What you are asked to do =
Pictures do not belong in the copy. Return all of the entries exactly.

Records to process =
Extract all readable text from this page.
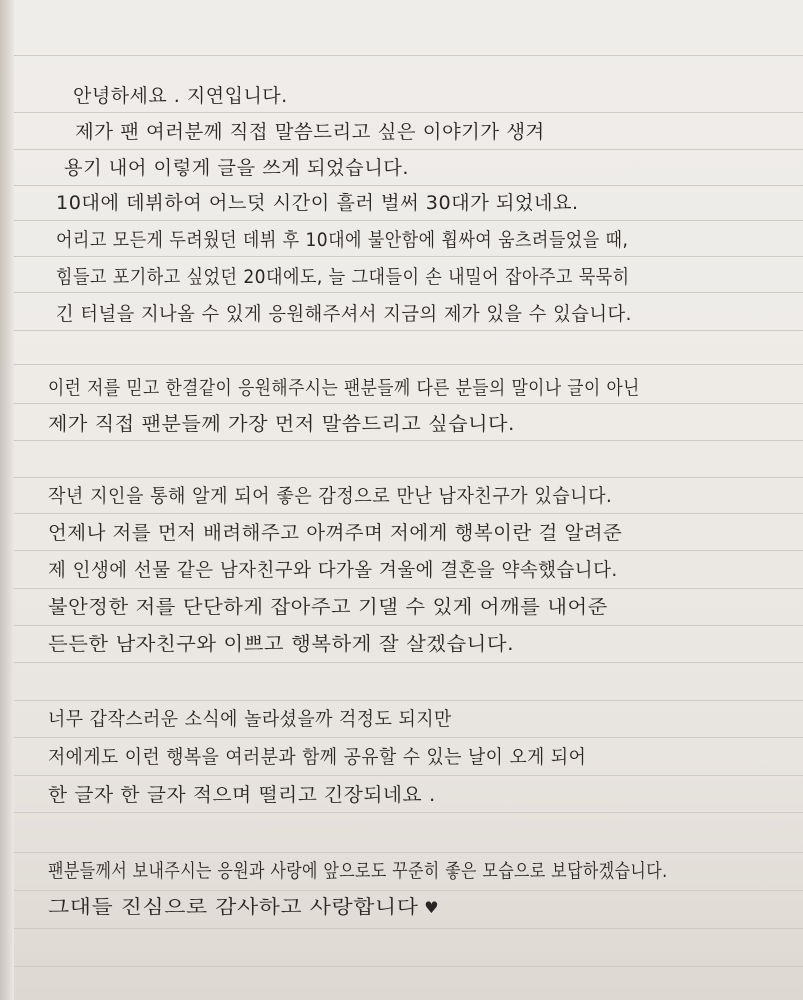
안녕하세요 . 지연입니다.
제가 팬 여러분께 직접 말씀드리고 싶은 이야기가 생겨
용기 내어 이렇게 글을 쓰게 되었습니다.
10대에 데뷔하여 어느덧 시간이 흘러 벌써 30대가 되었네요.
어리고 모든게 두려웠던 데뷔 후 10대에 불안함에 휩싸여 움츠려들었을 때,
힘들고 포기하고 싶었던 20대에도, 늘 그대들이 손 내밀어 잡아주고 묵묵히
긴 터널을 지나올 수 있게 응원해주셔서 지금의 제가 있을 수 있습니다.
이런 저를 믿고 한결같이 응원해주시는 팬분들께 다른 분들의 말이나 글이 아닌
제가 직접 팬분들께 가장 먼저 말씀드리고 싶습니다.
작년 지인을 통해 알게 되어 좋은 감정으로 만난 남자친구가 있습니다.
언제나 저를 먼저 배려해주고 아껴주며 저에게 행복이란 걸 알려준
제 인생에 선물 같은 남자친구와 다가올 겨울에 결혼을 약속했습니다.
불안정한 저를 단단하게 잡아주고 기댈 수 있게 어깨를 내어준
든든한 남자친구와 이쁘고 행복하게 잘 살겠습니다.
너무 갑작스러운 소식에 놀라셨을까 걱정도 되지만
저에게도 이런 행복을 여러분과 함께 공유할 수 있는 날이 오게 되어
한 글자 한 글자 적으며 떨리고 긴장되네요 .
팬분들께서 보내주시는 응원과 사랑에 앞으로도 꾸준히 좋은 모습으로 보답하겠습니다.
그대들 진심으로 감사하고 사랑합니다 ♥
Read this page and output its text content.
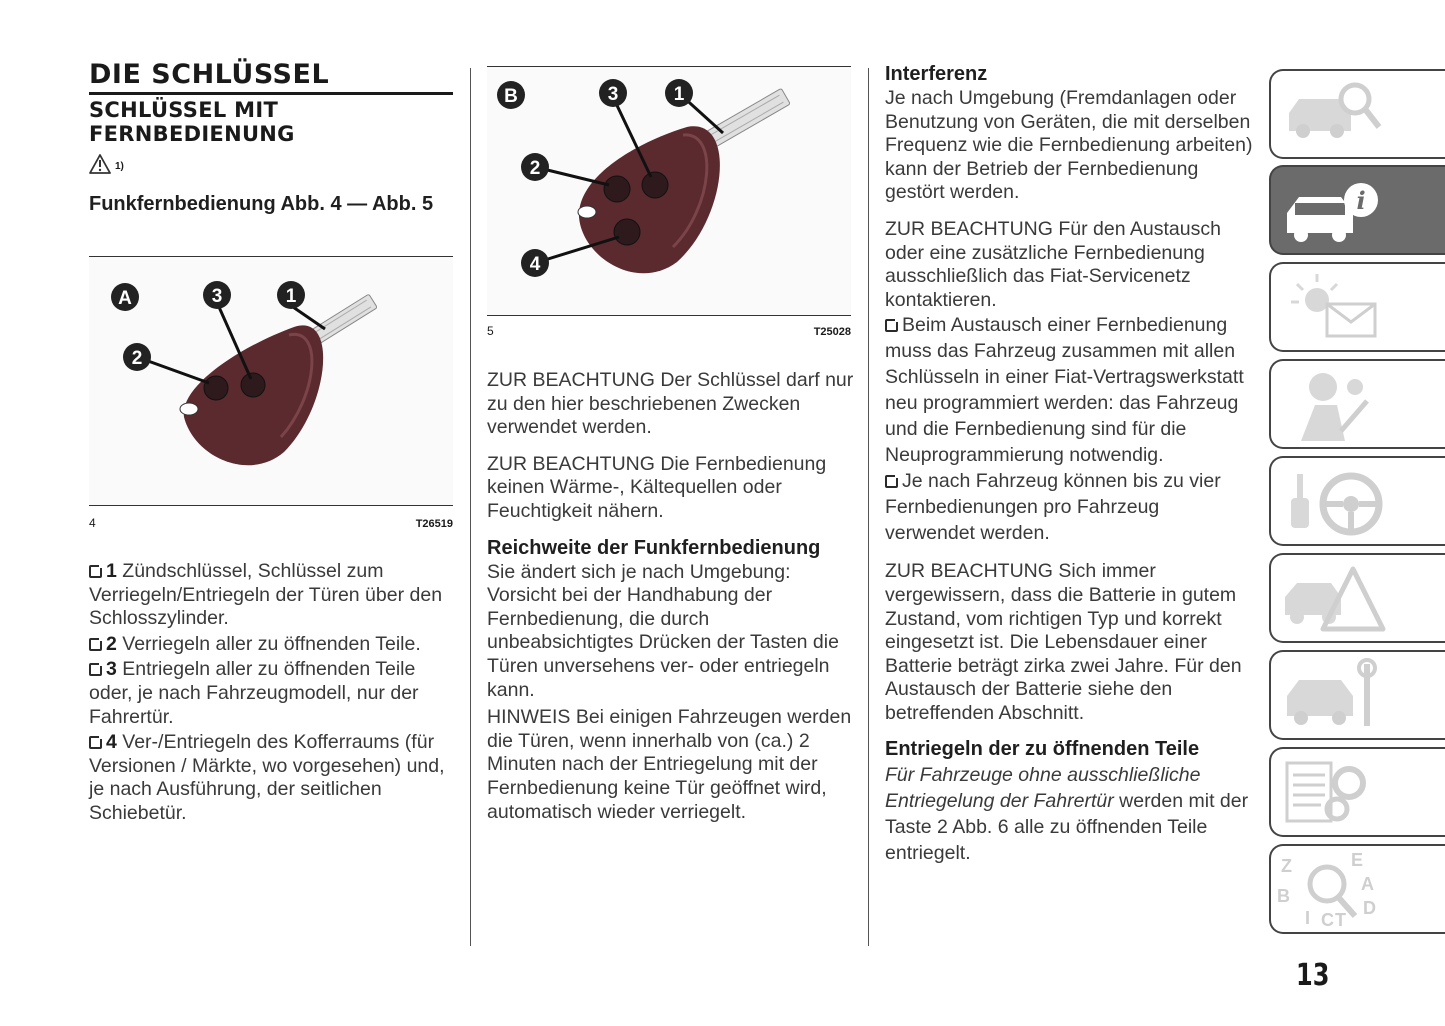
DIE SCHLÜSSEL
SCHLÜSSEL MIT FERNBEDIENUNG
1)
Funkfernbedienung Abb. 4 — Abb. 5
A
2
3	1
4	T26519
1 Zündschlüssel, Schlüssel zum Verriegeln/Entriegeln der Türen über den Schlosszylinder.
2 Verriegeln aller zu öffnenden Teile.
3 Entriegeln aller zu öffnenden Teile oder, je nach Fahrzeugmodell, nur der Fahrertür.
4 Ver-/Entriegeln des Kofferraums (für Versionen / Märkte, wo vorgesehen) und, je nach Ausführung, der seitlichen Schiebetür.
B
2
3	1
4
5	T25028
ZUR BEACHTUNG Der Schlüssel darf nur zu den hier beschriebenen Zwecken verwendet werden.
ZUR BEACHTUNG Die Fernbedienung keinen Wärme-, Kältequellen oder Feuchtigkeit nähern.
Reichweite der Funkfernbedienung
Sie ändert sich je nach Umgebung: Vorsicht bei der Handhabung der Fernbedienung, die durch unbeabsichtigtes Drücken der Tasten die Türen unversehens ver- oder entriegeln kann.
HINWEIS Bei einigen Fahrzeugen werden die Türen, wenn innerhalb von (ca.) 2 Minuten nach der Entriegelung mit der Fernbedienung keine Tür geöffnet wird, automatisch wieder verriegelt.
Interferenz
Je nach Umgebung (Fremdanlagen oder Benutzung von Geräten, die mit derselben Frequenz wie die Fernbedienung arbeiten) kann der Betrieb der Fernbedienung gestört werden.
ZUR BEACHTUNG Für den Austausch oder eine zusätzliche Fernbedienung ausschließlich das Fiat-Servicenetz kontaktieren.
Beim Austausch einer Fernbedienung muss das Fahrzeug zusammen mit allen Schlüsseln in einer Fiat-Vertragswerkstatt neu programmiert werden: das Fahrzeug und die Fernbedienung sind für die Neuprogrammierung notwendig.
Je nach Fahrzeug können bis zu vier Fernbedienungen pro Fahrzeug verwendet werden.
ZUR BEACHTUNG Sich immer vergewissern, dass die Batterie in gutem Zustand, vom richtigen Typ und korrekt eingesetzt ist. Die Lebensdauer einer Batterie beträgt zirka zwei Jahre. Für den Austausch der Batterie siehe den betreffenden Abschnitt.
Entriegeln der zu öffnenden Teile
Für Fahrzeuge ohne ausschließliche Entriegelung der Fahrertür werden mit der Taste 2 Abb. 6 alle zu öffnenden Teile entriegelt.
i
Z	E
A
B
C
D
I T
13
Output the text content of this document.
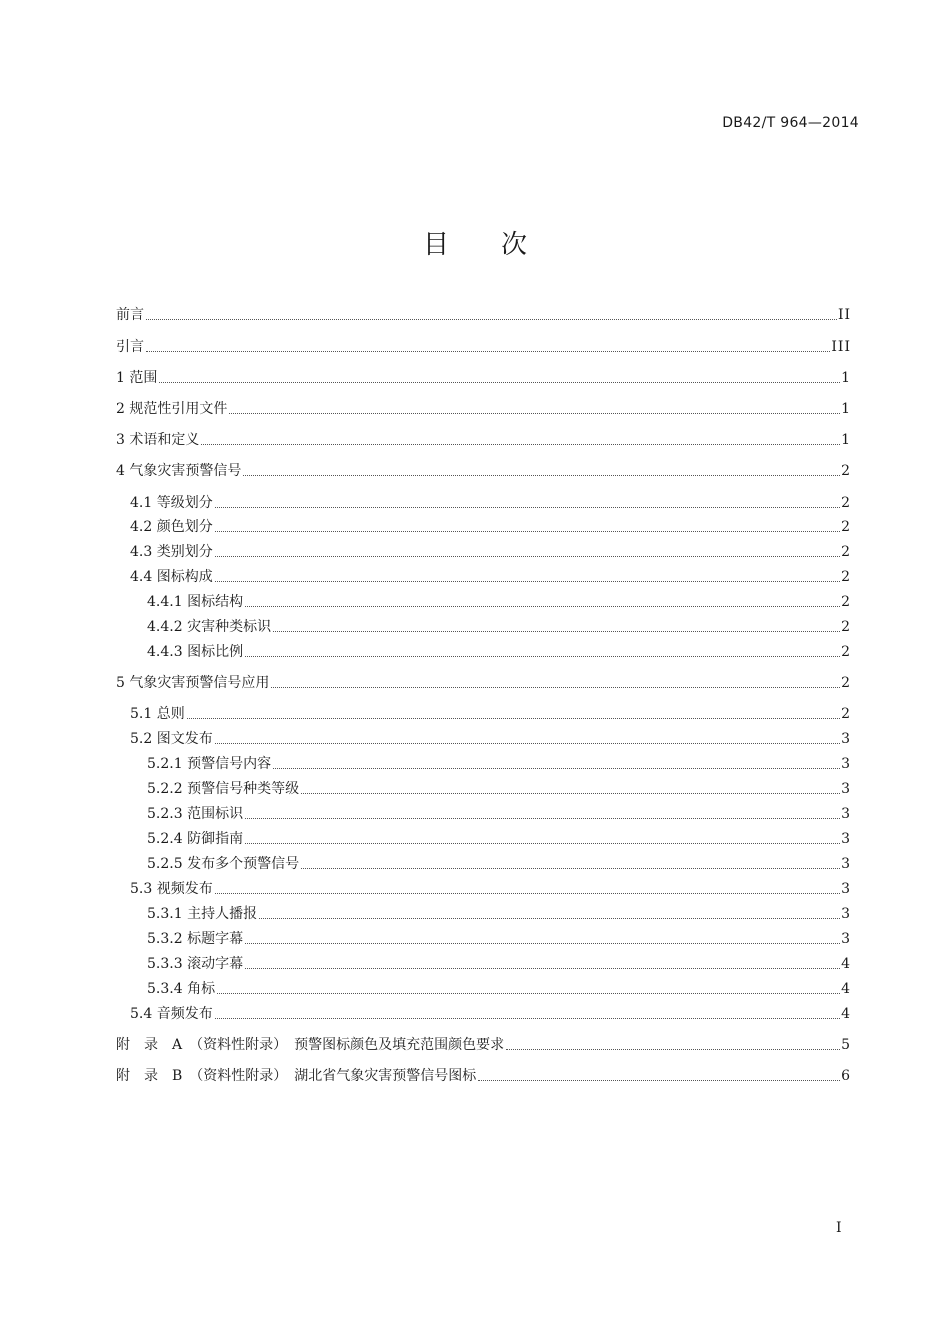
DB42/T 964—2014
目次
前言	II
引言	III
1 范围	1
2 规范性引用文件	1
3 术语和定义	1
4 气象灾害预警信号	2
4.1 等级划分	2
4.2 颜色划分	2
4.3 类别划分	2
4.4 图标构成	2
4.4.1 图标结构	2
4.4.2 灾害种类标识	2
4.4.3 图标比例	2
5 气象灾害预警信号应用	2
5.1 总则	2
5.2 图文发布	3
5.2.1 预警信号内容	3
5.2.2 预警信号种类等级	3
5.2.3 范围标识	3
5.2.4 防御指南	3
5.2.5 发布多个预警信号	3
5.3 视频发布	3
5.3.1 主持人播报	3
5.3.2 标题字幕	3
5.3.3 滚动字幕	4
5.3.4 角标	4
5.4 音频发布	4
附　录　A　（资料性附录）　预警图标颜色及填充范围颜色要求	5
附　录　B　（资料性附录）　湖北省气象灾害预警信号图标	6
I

Result for this exercise =
Extract all readable text from this page.
안녕하세요 . 지연입니다.
제가 팬 여러분께 직접 말씀드리고 싶은 이야기가 생겨
용기 내어 이렇게 글을 쓰게 되었습니다.
10대에 데뷔하여 어느덧 시간이 흘러 벌써 30대가 되었네요.
어리고 모든게 두려웠던 데뷔 후 10대에 불안함에 휩싸여 움츠려들었을 때,
힘들고 포기하고 싶었던 20대에도, 늘 그대들이 손 내밀어 잡아주고 묵묵히
긴 터널을 지나올 수 있게 응원해주셔서 지금의 제가 있을 수 있습니다.
이런 저를 믿고 한결같이 응원해주시는 팬분들께 다른 분들의 말이나 글이 아닌
제가 직접 팬분들께 가장 먼저 말씀드리고 싶습니다.
작년 지인을 통해 알게 되어 좋은 감정으로 만난 남자친구가 있습니다.
언제나 저를 먼저 배려해주고 아껴주며 저에게 행복이란 걸 알려준
제 인생에 선물 같은 남자친구와 다가올 겨울에 결혼을 약속했습니다.
불안정한 저를 단단하게 잡아주고 기댈 수 있게 어깨를 내어준
든든한 남자친구와 이쁘고 행복하게 잘 살겠습니다.
너무 갑작스러운 소식에 놀라셨을까 걱정도 되지만
저에게도 이런 행복을 여러분과 함께 공유할 수 있는 날이 오게 되어
한 글자 한 글자 적으며 떨리고 긴장되네요 .
팬분들께서 보내주시는 응원과 사랑에 앞으로도 꾸준히 좋은 모습으로 보답하겠습니다.
그대들 진심으로 감사하고 사랑합니다 ♥
Read this page and output its text content.
DIE SCHLÜSSEL
SCHLÜSSEL MIT FERNBEDIENUNG
1)
Funkfernbedienung Abb. 4 — Abb. 5
A
2
3	1
4	T26519
1 Zündschlüssel, Schlüssel zum Verriegeln/Entriegeln der Türen über den Schlosszylinder.
2 Verriegeln aller zu öffnenden Teile.
3 Entriegeln aller zu öffnenden Teile oder, je nach Fahrzeugmodell, nur der Fahrertür.
4 Ver-/Entriegeln des Kofferraums (für Versionen / Märkte, wo vorgesehen) und, je nach Ausführung, der seitlichen Schiebetür.
B
2
3	1
4
5	T25028
ZUR BEACHTUNG Der Schlüssel darf nur zu den hier beschriebenen Zwecken verwendet werden.
ZUR BEACHTUNG Die Fernbedienung keinen Wärme-, Kältequellen oder Feuchtigkeit nähern.
Reichweite der Funkfernbedienung
Sie ändert sich je nach Umgebung: Vorsicht bei der Handhabung der Fernbedienung, die durch unbeabsichtigtes Drücken der Tasten die Türen unversehens ver- oder entriegeln kann.
HINWEIS Bei einigen Fahrzeugen werden die Türen, wenn innerhalb von (ca.) 2 Minuten nach der Entriegelung mit der Fernbedienung keine Tür geöffnet wird, automatisch wieder verriegelt.
Interferenz
Je nach Umgebung (Fremdanlagen oder Benutzung von Geräten, die mit derselben Frequenz wie die Fernbedienung arbeiten) kann der Betrieb der Fernbedienung gestört werden.
ZUR BEACHTUNG Für den Austausch oder eine zusätzliche Fernbedienung ausschließlich das Fiat-Servicenetz kontaktieren.
Beim Austausch einer Fernbedienung muss das Fahrzeug zusammen mit allen Schlüsseln in einer Fiat-Vertragswerkstatt neu programmiert werden: das Fahrzeug und die Fernbedienung sind für die Neuprogrammierung notwendig.
Je nach Fahrzeug können bis zu vier Fernbedienungen pro Fahrzeug verwendet werden.
ZUR BEACHTUNG Sich immer vergewissern, dass die Batterie in gutem Zustand, vom richtigen Typ und korrekt eingesetzt ist. Die Lebensdauer einer Batterie beträgt zirka zwei Jahre. Für den Austausch der Batterie siehe den betreffenden Abschnitt.
Entriegeln der zu öffnenden Teile
Für Fahrzeuge ohne ausschließliche Entriegelung der Fahrertür werden mit der Taste 2 Abb. 6 alle zu öffnenden Teile entriegelt.
i
Z	E
A
B
C
D
I T
13
Output the text content of this document.
DB42/T 964—2014
目次
前言	II
引言	III
1 范围	1
2 规范性引用文件	1
3 术语和定义	1
4 气象灾害预警信号	2
4.1 等级划分	2
4.2 颜色划分	2
4.3 类别划分	2
4.4 图标构成	2
4.4.1 图标结构	2
4.4.2 灾害种类标识	2
4.4.3 图标比例	2
5 气象灾害预警信号应用	2
5.1 总则	2
5.2 图文发布	3
5.2.1 预警信号内容	3
5.2.2 预警信号种类等级	3
5.2.3 范围标识	3
5.2.4 防御指南	3
5.2.5 发布多个预警信号	3
5.3 视频发布	3
5.3.1 主持人播报	3
5.3.2 标题字幕	3
5.3.3 滚动字幕	4
5.3.4 角标	4
5.4 音频发布	4
附　录　A　（资料性附录）　预警图标颜色及填充范围颜色要求	5
附　录　B　（资料性附录）　湖北省气象灾害预警信号图标	6
I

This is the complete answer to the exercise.